Extracted records –
□ □ □ □

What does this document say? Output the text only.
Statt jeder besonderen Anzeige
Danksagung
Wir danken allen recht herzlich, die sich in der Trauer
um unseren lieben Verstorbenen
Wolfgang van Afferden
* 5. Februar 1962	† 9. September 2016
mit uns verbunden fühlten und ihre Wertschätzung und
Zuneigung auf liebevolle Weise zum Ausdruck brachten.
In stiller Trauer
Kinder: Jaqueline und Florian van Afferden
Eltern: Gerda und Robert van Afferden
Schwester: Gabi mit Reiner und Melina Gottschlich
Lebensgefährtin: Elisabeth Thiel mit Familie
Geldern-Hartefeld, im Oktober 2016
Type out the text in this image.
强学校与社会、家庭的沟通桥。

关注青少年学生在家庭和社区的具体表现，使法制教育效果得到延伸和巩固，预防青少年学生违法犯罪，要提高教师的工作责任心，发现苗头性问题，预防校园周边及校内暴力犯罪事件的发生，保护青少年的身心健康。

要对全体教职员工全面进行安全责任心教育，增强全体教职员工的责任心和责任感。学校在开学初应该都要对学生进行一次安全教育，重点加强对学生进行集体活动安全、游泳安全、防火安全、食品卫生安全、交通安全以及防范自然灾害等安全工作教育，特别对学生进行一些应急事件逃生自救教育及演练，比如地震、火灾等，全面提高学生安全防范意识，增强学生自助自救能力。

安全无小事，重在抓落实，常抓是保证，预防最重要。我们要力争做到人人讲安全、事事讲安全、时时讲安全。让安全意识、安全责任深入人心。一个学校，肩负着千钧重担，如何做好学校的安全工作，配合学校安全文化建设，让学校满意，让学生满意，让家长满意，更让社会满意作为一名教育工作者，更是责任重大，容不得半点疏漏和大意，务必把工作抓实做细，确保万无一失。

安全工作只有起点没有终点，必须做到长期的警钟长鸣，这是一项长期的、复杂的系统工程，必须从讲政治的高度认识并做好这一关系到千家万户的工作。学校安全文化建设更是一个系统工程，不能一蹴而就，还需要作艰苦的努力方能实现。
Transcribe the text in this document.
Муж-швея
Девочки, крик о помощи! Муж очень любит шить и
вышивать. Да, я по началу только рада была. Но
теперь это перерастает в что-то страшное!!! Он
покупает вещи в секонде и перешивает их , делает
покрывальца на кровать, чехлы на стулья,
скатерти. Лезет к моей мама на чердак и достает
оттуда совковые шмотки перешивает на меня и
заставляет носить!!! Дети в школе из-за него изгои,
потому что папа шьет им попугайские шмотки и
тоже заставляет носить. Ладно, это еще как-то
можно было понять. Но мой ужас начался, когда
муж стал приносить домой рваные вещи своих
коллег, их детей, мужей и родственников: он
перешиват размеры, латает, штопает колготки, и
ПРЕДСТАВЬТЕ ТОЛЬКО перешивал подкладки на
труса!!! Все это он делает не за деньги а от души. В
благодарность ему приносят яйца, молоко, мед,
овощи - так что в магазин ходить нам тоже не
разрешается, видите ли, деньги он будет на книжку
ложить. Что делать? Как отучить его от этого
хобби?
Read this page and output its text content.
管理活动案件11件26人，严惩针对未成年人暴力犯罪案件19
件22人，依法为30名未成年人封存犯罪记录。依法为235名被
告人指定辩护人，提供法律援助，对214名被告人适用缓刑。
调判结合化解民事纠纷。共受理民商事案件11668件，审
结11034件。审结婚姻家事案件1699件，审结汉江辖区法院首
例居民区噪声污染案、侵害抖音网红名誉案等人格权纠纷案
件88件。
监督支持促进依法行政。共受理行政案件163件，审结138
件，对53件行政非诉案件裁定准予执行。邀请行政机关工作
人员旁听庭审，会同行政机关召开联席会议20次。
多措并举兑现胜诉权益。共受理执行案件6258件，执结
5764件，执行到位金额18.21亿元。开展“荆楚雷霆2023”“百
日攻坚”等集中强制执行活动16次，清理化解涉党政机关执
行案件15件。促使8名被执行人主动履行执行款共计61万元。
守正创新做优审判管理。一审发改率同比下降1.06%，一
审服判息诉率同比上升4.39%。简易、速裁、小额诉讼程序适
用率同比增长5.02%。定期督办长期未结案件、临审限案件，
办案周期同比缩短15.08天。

□ □ □ □

Aim of the exercise – Repeat the material in full, exactly as it stands.

The completed task –
What does this document say? Output the text only.
Statt jeder besonderen Anzeige
Danksagung
Wir danken allen recht herzlich, die sich in der Trauer
um unseren lieben Verstorbenen
Wolfgang van Afferden
* 5. Februar 1962	† 9. September 2016
mit uns verbunden fühlten und ihre Wertschätzung und
Zuneigung auf liebevolle Weise zum Ausdruck brachten.
In stiller Trauer
Kinder: Jaqueline und Florian van Afferden
Eltern: Gerda und Robert van Afferden
Schwester: Gabi mit Reiner und Melina Gottschlich
Lebensgefährtin: Elisabeth Thiel mit Familie
Geldern-Hartefeld, im Oktober 2016
Type out the text in this image.
强学校与社会、家庭的沟通桥。

关注青少年学生在家庭和社区的具体表现，使法制教育效果得到延伸和巩固，预防青少年学生违法犯罪，要提高教师的工作责任心，发现苗头性问题，预防校园周边及校内暴力犯罪事件的发生，保护青少年的身心健康。

要对全体教职员工全面进行安全责任心教育，增强全体教职员工的责任心和责任感。学校在开学初应该都要对学生进行一次安全教育，重点加强对学生进行集体活动安全、游泳安全、防火安全、食品卫生安全、交通安全以及防范自然灾害等安全工作教育，特别对学生进行一些应急事件逃生自救教育及演练，比如地震、火灾等，全面提高学生安全防范意识，增强学生自助自救能力。

安全无小事，重在抓落实，常抓是保证，预防最重要。我们要力争做到人人讲安全、事事讲安全、时时讲安全。让安全意识、安全责任深入人心。一个学校，肩负着千钧重担，如何做好学校的安全工作，配合学校安全文化建设，让学校满意，让学生满意，让家长满意，更让社会满意作为一名教育工作者，更是责任重大，容不得半点疏漏和大意，务必把工作抓实做细，确保万无一失。

安全工作只有起点没有终点，必须做到长期的警钟长鸣，这是一项长期的、复杂的系统工程，必须从讲政治的高度认识并做好这一关系到千家万户的工作。学校安全文化建设更是一个系统工程，不能一蹴而就，还需要作艰苦的努力方能实现。
Transcribe the text in this document.
Муж-швея
Девочки, крик о помощи! Муж очень любит шить и
вышивать. Да, я по началу только рада была. Но
теперь это перерастает в что-то страшное!!! Он
покупает вещи в секонде и перешивает их , делает
покрывальца на кровать, чехлы на стулья,
скатерти. Лезет к моей мама на чердак и достает
оттуда совковые шмотки перешивает на меня и
заставляет носить!!! Дети в школе из-за него изгои,
потому что папа шьет им попугайские шмотки и
тоже заставляет носить. Ладно, это еще как-то
можно было понять. Но мой ужас начался, когда
муж стал приносить домой рваные вещи своих
коллег, их детей, мужей и родственников: он
перешиват размеры, латает, штопает колготки, и
ПРЕДСТАВЬТЕ ТОЛЬКО перешивал подкладки на
труса!!! Все это он делает не за деньги а от души. В
благодарность ему приносят яйца, молоко, мед,
овощи - так что в магазин ходить нам тоже не
разрешается, видите ли, деньги он будет на книжку
ложить. Что делать? Как отучить его от этого
хобби?
Read this page and output its text content.
管理活动案件11件26人，严惩针对未成年人暴力犯罪案件19
件22人，依法为30名未成年人封存犯罪记录。依法为235名被
告人指定辩护人，提供法律援助，对214名被告人适用缓刑。
调判结合化解民事纠纷。共受理民商事案件11668件，审
结11034件。审结婚姻家事案件1699件，审结汉江辖区法院首
例居民区噪声污染案、侵害抖音网红名誉案等人格权纠纷案
件88件。
监督支持促进依法行政。共受理行政案件163件，审结138
件，对53件行政非诉案件裁定准予执行。邀请行政机关工作
人员旁听庭审，会同行政机关召开联席会议20次。
多措并举兑现胜诉权益。共受理执行案件6258件，执结
5764件，执行到位金额18.21亿元。开展“荆楚雷霆2023”“百
日攻坚”等集中强制执行活动16次，清理化解涉党政机关执
行案件15件。促使8名被执行人主动履行执行款共计61万元。
守正创新做优审判管理。一审发改率同比下降1.06%，一
审服判息诉率同比上升4.39%。简易、速裁、小额诉讼程序适
用率同比增长5.02%。定期督办长期未结案件、临审限案件，
办案周期同比缩短15.08天。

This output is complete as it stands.